===== Supplied information

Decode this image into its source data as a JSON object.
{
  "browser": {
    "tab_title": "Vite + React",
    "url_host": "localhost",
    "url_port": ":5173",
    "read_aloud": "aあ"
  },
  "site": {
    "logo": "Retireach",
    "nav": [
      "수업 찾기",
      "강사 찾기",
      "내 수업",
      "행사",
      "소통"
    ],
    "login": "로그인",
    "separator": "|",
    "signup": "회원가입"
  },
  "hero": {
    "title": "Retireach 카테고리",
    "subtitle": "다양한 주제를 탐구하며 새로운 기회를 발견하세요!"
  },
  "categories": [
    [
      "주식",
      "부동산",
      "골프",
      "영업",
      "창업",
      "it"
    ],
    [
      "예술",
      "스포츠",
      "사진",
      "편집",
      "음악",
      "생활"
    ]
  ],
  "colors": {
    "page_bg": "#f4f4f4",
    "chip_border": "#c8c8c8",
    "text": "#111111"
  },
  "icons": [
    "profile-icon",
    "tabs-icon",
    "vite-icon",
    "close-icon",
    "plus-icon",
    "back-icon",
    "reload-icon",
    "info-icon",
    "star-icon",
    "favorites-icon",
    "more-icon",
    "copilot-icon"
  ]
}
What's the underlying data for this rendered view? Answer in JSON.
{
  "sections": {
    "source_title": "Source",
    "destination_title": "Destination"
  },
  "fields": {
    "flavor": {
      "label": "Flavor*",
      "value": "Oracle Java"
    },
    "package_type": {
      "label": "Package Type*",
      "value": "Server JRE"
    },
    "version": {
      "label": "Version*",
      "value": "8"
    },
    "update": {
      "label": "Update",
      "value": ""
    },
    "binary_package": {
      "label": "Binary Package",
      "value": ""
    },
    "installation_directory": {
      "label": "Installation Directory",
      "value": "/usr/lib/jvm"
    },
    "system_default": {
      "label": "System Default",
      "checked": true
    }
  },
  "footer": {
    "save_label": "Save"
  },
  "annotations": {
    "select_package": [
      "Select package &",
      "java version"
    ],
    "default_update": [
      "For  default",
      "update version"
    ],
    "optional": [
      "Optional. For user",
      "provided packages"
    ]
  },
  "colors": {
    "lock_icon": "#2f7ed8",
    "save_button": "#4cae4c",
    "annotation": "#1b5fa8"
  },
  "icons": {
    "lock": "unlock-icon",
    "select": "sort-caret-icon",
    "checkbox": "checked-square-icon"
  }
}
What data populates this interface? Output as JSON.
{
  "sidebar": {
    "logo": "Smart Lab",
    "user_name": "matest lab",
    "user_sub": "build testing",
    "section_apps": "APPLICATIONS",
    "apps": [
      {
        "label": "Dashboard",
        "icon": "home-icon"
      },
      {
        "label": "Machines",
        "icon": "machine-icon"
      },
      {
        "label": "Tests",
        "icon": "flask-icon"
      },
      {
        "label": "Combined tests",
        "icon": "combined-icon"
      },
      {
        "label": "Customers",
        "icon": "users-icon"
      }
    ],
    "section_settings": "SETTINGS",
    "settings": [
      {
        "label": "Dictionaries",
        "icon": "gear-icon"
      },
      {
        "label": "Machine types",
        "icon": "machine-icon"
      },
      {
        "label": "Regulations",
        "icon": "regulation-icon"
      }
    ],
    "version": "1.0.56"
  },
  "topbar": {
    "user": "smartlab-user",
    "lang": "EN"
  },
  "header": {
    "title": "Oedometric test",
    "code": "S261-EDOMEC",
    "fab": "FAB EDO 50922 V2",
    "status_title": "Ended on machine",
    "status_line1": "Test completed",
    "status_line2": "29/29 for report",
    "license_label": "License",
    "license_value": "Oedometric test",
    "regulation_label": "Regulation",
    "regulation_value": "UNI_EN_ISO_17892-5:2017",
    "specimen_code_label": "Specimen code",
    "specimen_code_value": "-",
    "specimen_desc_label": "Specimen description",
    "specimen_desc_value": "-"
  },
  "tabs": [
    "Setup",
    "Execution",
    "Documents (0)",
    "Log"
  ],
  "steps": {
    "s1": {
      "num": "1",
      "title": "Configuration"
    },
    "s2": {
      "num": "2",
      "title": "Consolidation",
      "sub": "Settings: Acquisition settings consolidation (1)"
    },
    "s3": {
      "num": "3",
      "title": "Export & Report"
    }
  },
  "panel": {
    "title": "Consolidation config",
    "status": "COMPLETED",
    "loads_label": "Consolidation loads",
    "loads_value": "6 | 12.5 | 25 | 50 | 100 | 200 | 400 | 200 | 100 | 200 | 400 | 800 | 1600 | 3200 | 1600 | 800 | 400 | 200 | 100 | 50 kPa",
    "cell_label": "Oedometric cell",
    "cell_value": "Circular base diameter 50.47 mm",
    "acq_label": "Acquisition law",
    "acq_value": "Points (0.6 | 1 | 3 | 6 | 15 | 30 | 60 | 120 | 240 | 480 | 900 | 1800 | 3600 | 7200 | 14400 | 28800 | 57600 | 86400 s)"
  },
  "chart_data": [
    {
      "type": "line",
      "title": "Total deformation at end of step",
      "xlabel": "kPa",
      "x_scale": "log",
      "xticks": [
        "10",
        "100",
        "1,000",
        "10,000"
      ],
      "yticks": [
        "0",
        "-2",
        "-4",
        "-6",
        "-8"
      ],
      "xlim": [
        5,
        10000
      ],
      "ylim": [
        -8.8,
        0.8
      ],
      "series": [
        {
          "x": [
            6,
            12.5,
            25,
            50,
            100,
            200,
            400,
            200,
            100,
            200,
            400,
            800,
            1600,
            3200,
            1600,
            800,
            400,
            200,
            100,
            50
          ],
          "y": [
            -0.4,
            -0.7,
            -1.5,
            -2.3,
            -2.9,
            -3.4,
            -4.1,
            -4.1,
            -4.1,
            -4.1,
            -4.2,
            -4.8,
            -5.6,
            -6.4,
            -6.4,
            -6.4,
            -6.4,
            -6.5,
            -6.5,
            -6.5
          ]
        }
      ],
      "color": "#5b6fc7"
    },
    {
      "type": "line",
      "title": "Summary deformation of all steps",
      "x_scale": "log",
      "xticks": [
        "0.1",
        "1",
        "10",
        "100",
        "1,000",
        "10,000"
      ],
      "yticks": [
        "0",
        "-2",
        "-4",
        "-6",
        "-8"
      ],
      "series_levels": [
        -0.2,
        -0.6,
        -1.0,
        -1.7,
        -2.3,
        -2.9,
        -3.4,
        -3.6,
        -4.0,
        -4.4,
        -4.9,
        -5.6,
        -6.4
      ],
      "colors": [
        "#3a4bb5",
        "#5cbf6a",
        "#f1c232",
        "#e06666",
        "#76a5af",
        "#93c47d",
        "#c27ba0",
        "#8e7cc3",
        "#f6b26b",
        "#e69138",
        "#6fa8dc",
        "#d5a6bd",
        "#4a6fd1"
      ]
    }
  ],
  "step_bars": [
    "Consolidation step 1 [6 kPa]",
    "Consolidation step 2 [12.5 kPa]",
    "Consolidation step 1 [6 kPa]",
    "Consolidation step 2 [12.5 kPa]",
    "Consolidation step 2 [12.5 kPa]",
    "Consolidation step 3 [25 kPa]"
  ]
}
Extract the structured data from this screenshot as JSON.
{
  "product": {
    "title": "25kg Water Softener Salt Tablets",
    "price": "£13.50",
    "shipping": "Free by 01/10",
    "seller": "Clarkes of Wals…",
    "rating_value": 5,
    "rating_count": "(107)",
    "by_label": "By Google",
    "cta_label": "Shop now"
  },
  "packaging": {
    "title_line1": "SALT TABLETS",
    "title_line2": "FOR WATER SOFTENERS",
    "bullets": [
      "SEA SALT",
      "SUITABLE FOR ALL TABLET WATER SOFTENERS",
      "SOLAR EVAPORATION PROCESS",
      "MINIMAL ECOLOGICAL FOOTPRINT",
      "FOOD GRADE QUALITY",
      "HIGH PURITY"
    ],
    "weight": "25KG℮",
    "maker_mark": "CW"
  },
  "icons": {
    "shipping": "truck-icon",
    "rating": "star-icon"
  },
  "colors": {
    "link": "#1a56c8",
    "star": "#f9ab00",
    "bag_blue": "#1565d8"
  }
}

==========

Task goal:
Each line from the one containing "Extract the structured" to the final line of the entries above must be returned exactly, and no other line may appear.

Solution to the exercise:
Extract the structured data from this screenshot as JSON.
{
  "product": {
    "title": "25kg Water Softener Salt Tablets",
    "price": "£13.50",
    "shipping": "Free by 01/10",
    "seller": "Clarkes of Wals…",
    "rating_value": 5,
    "rating_count": "(107)",
    "by_label": "By Google",
    "cta_label": "Shop now"
  },
  "packaging": {
    "title_line1": "SALT TABLETS",
    "title_line2": "FOR WATER SOFTENERS",
    "bullets": [
      "SEA SALT",
      "SUITABLE FOR ALL TABLET WATER SOFTENERS",
      "SOLAR EVAPORATION PROCESS",
      "MINIMAL ECOLOGICAL FOOTPRINT",
      "FOOD GRADE QUALITY",
      "HIGH PURITY"
    ],
    "weight": "25KG℮",
    "maker_mark": "CW"
  },
  "icons": {
    "shipping": "truck-icon",
    "rating": "star-icon"
  },
  "colors": {
    "link": "#1a56c8",
    "star": "#f9ab00",
    "bag_blue": "#1565d8"
  }
}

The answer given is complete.